— Start —

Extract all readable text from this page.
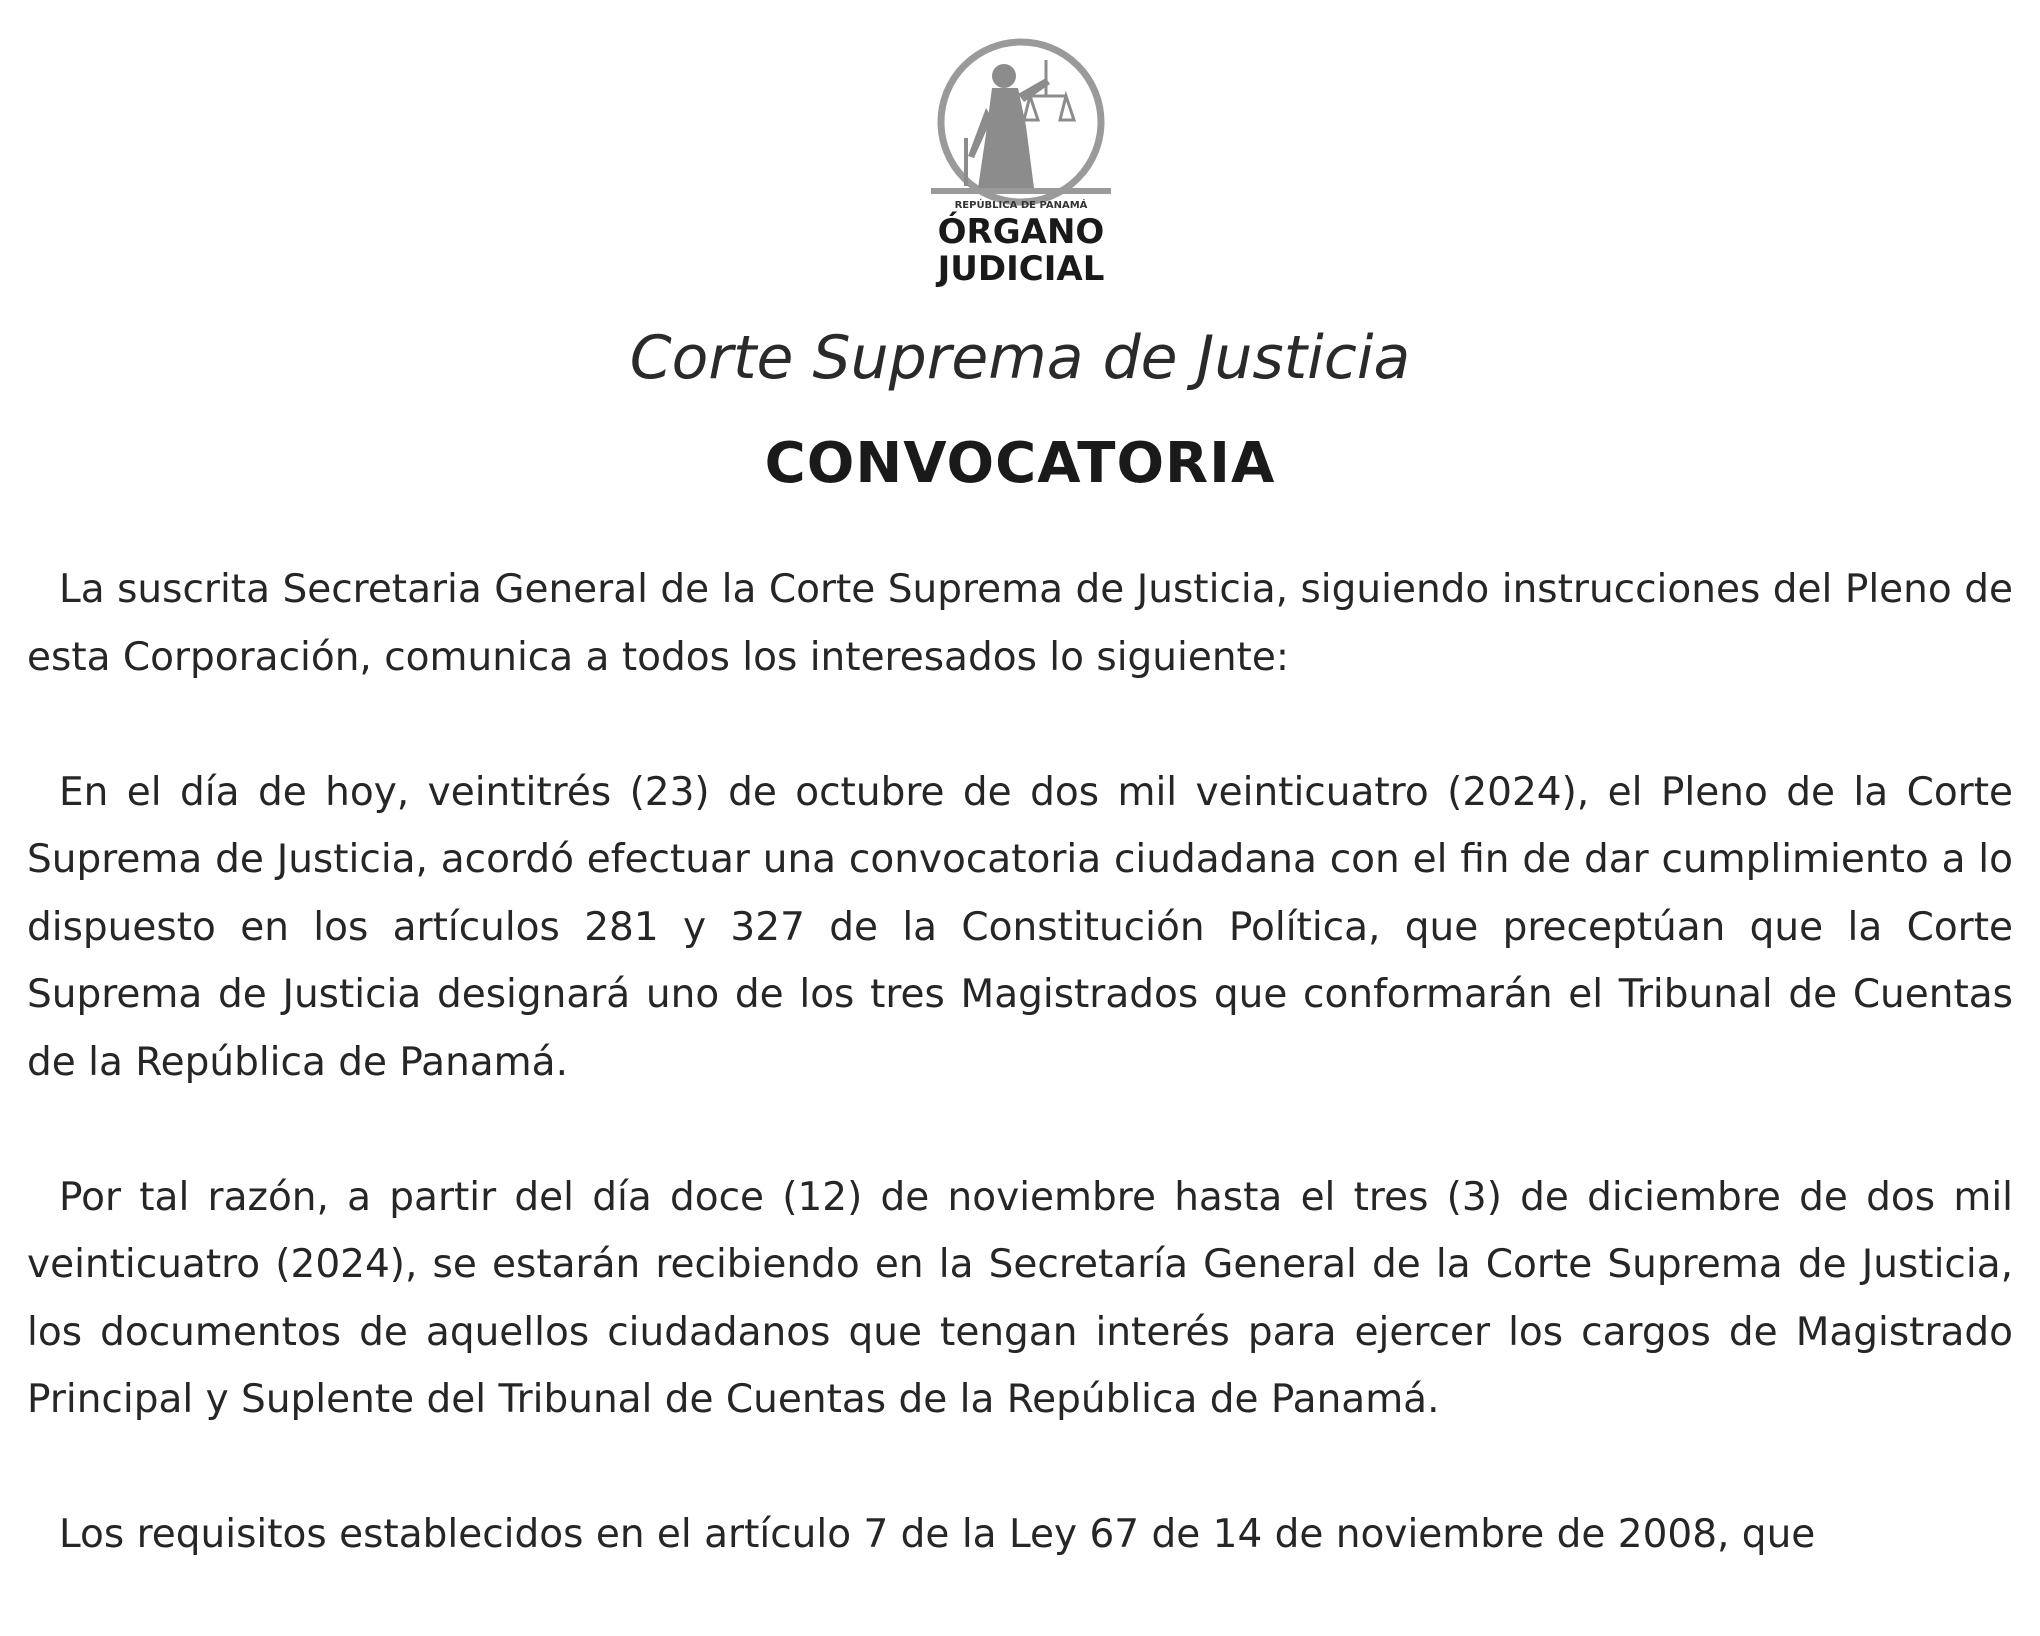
REPÚBLICA DE PANAMÁ
ÓRGANO
JUDICIAL
Corte Suprema de Justicia
CONVOCATORIA

La suscrita Secretaria General de la Corte Suprema de Justicia, siguiendo instrucciones del Pleno de esta Corporación, comunica a todos los interesados lo siguiente:

En el día de hoy, veintitrés (23) de octubre de dos mil veinticuatro (2024), el Pleno de la Corte Suprema de Justicia, acordó efectuar una convocatoria ciudadana con el fin de dar cumplimiento a lo dispuesto en los artículos 281 y 327 de la Constitución Política, que preceptúan que la Corte Suprema de Justicia designará uno de los tres Magistrados que conformarán el Tribunal de Cuentas de la República de Panamá.

Por tal razón, a partir del día doce (12) de noviembre hasta el tres (3) de diciembre de dos mil veinticuatro (2024), se estarán recibiendo en la Secretaría General de la Corte Suprema de Justicia, los documentos de aquellos ciudadanos que tengan interés para ejercer los cargos de Magistrado Principal y Suplente del Tribunal de Cuentas de la República de Panamá.

Los requisitos establecidos en el artículo 7 de la Ley 67 de 14 de noviembre de 2008, que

— End —

Work instructions: Transcribe the entries above verbatim, omitting their pictures.

Task result:
Extract all readable text from this page.
REPÚBLICA DE PANAMÁ
ÓRGANO
JUDICIAL
Corte Suprema de Justicia
CONVOCATORIA

La suscrita Secretaria General de la Corte Suprema de Justicia, siguiendo instrucciones del Pleno de esta Corporación, comunica a todos los interesados lo siguiente:

En el día de hoy, veintitrés (23) de octubre de dos mil veinticuatro (2024), el Pleno de la Corte Suprema de Justicia, acordó efectuar una convocatoria ciudadana con el fin de dar cumplimiento a lo dispuesto en los artículos 281 y 327 de la Constitución Política, que preceptúan que la Corte Suprema de Justicia designará uno de los tres Magistrados que conformarán el Tribunal de Cuentas de la República de Panamá.

Por tal razón, a partir del día doce (12) de noviembre hasta el tres (3) de diciembre de dos mil veinticuatro (2024), se estarán recibiendo en la Secretaría General de la Corte Suprema de Justicia, los documentos de aquellos ciudadanos que tengan interés para ejercer los cargos de Magistrado Principal y Suplente del Tribunal de Cuentas de la República de Panamá.

Los requisitos establecidos en el artículo 7 de la Ley 67 de 14 de noviembre de 2008, que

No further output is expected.